Stored rows =
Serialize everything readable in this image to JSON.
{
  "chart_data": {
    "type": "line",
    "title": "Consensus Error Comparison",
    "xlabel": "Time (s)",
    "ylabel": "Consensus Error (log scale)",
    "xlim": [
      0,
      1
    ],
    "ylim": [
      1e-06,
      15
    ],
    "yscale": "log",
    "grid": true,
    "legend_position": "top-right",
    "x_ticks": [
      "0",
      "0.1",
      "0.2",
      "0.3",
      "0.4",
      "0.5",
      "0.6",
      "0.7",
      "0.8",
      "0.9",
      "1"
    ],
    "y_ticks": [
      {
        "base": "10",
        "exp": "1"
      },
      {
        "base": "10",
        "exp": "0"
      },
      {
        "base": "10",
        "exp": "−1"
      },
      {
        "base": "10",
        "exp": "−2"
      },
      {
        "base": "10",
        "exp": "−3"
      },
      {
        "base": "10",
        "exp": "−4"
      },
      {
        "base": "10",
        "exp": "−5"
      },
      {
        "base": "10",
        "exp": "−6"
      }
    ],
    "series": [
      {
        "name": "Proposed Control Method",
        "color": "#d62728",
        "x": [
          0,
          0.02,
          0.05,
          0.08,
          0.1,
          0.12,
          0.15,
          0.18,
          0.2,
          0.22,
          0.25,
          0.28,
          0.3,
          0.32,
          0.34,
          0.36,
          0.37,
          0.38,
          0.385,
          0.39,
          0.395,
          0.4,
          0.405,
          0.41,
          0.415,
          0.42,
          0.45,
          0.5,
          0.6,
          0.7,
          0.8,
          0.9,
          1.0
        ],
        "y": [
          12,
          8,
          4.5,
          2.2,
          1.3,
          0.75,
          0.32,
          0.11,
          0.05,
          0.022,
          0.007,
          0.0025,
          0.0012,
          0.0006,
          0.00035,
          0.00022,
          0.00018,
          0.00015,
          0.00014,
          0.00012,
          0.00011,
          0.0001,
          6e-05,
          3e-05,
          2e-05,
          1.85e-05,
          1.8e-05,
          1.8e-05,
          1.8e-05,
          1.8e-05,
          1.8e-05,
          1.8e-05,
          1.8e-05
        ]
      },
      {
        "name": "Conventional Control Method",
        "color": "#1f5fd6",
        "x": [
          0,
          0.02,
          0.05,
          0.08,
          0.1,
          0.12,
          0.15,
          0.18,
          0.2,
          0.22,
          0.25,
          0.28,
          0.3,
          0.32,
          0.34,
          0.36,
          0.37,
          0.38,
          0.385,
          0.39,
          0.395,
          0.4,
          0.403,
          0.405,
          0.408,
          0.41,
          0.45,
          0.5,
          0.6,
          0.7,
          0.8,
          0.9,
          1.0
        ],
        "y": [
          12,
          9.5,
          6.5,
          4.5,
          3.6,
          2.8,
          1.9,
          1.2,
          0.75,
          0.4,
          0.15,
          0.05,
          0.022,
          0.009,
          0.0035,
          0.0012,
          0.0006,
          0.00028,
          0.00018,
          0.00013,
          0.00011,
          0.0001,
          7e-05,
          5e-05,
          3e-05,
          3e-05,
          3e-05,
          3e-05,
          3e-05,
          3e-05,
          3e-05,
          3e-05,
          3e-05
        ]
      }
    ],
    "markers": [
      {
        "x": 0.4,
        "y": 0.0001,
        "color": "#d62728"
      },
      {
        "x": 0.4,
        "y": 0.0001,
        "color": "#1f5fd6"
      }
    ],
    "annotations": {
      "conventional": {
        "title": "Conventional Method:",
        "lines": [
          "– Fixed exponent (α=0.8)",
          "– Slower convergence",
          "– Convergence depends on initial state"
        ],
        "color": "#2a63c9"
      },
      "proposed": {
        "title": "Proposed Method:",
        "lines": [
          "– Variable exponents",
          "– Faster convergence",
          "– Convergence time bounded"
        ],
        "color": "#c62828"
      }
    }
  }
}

The problem = Your task is to gather every line with the word "title" and copy it.

Task solution =
    "title": "Consensus Error Comparison",
        "title": "Conventional Method:",
        "title": "Proposed Method:",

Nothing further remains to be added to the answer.